**Work instructions**: Reply with only the number of lines that contain the string "Pasado".

**Collection entries**:
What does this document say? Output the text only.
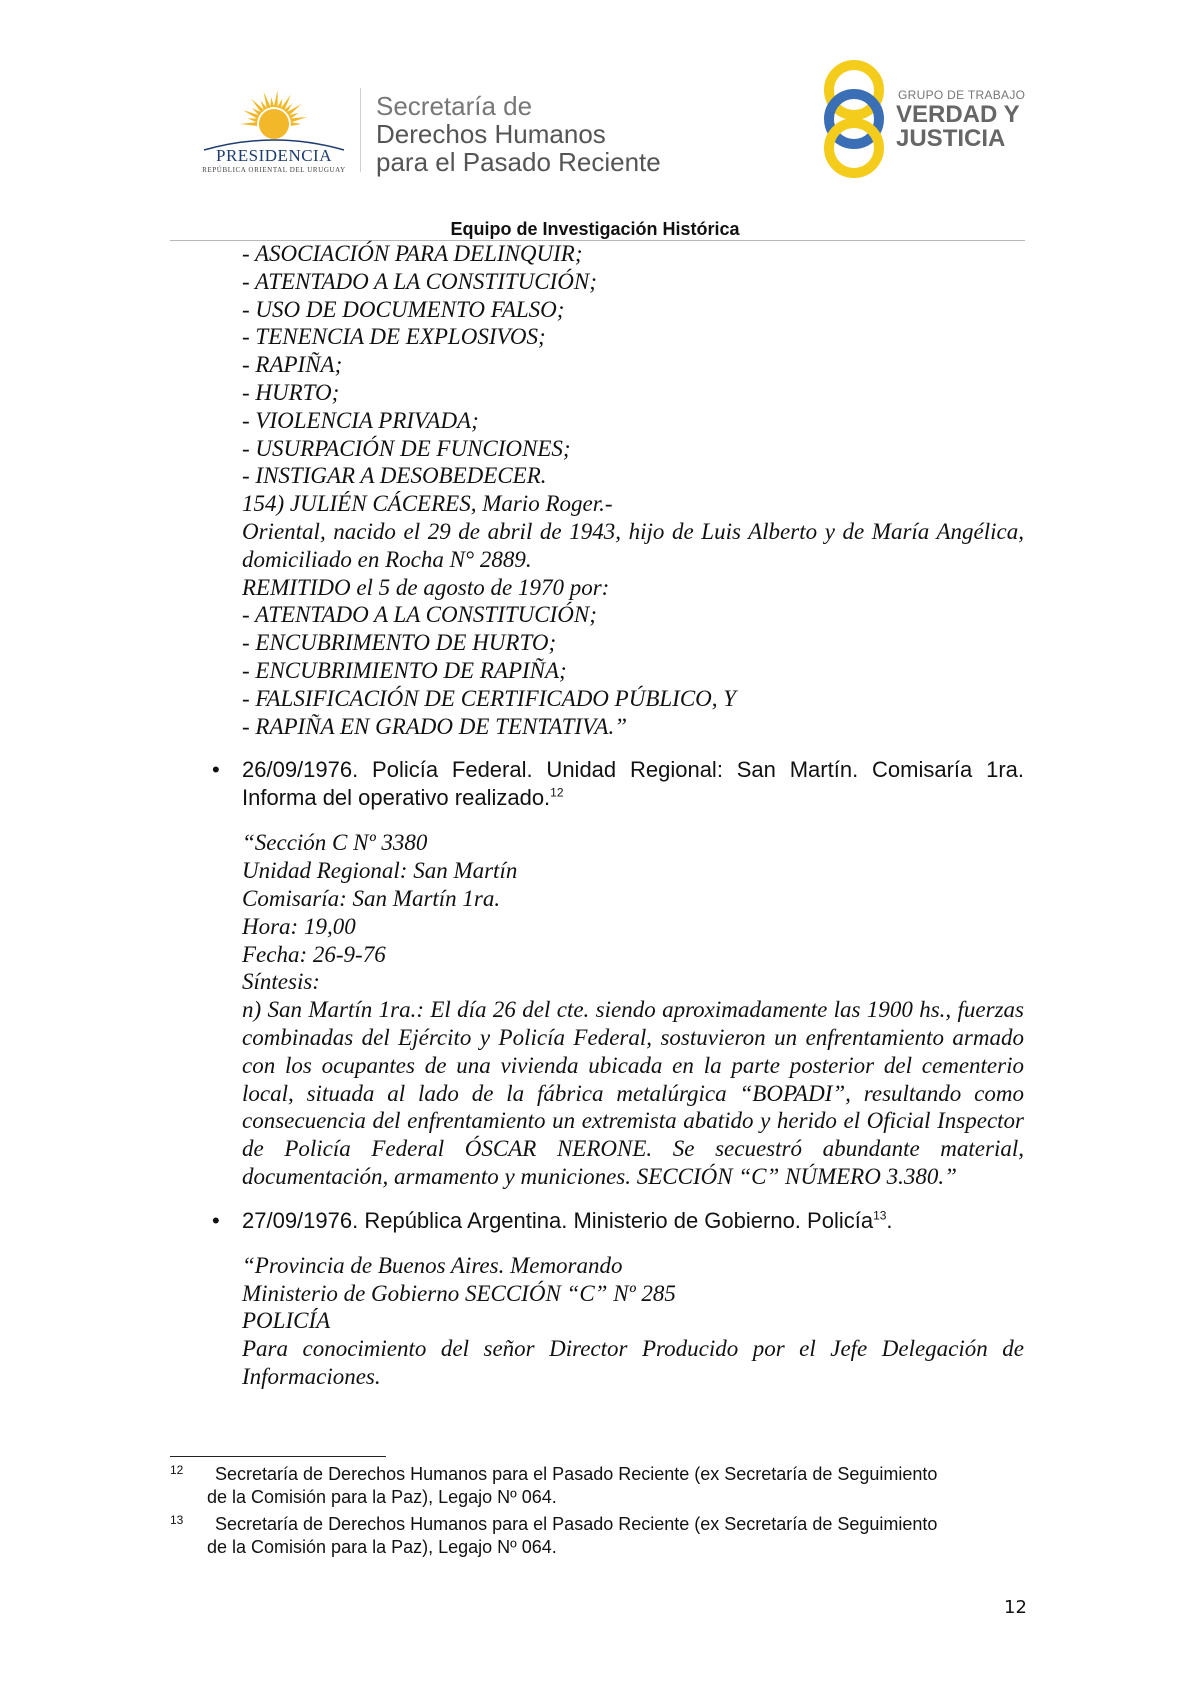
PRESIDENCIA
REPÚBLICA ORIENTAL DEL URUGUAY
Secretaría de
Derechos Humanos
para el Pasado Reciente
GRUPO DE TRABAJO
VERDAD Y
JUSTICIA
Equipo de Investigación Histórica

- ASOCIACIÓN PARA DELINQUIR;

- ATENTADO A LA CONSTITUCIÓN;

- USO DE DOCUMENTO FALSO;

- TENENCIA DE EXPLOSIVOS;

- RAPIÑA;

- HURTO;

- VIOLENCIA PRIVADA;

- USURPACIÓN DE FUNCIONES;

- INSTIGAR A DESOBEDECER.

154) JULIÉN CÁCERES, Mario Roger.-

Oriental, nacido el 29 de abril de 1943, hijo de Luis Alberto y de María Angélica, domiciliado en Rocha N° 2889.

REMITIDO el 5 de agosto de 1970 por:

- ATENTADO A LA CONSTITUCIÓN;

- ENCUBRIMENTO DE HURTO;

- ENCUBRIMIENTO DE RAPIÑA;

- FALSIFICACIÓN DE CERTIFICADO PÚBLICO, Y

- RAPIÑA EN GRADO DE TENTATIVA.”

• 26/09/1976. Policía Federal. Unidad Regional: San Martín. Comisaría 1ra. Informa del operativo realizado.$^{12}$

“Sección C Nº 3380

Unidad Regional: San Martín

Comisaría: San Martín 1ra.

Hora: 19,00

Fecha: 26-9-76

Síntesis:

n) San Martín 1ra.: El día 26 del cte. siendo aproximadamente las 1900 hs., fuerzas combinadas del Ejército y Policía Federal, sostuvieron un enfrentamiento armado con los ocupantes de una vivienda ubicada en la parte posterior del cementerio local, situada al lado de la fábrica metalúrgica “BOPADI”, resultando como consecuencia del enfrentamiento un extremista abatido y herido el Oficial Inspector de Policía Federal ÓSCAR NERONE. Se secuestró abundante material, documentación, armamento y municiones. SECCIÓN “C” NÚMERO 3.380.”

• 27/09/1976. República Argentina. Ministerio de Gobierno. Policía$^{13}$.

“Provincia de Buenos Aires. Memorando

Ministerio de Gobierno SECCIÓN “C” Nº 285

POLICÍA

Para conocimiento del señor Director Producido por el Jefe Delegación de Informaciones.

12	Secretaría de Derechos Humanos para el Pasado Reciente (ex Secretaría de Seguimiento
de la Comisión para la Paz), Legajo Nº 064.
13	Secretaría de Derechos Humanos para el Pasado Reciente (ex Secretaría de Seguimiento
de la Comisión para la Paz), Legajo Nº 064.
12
---
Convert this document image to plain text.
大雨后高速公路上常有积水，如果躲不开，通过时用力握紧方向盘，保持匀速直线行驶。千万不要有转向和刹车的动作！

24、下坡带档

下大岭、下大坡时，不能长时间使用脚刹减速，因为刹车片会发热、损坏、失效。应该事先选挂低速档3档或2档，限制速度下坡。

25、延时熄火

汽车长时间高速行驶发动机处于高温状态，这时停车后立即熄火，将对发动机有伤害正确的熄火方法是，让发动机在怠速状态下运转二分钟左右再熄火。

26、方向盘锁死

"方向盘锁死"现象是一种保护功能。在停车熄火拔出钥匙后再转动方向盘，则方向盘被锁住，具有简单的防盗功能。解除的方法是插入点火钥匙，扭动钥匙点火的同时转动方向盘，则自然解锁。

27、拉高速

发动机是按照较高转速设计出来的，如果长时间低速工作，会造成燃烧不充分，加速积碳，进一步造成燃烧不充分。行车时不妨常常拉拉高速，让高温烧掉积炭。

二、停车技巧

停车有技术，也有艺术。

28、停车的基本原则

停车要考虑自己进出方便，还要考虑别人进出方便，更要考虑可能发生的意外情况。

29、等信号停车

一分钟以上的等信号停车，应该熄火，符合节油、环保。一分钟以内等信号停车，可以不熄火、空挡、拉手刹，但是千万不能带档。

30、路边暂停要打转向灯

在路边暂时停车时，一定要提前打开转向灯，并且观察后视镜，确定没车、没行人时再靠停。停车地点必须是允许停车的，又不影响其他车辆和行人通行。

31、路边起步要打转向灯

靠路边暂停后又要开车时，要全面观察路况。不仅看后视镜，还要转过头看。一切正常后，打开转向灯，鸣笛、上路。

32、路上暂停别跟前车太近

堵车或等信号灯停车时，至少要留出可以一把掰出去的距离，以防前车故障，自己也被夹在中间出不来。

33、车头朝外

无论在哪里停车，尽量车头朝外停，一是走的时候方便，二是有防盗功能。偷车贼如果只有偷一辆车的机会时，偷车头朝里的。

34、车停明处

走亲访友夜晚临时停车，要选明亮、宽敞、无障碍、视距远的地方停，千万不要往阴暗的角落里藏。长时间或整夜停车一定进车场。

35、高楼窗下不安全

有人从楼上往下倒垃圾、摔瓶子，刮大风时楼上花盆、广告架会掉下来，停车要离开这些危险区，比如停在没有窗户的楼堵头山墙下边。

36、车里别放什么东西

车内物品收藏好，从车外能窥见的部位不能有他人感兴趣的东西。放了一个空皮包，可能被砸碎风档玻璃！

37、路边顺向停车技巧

**Finished exercise**: 3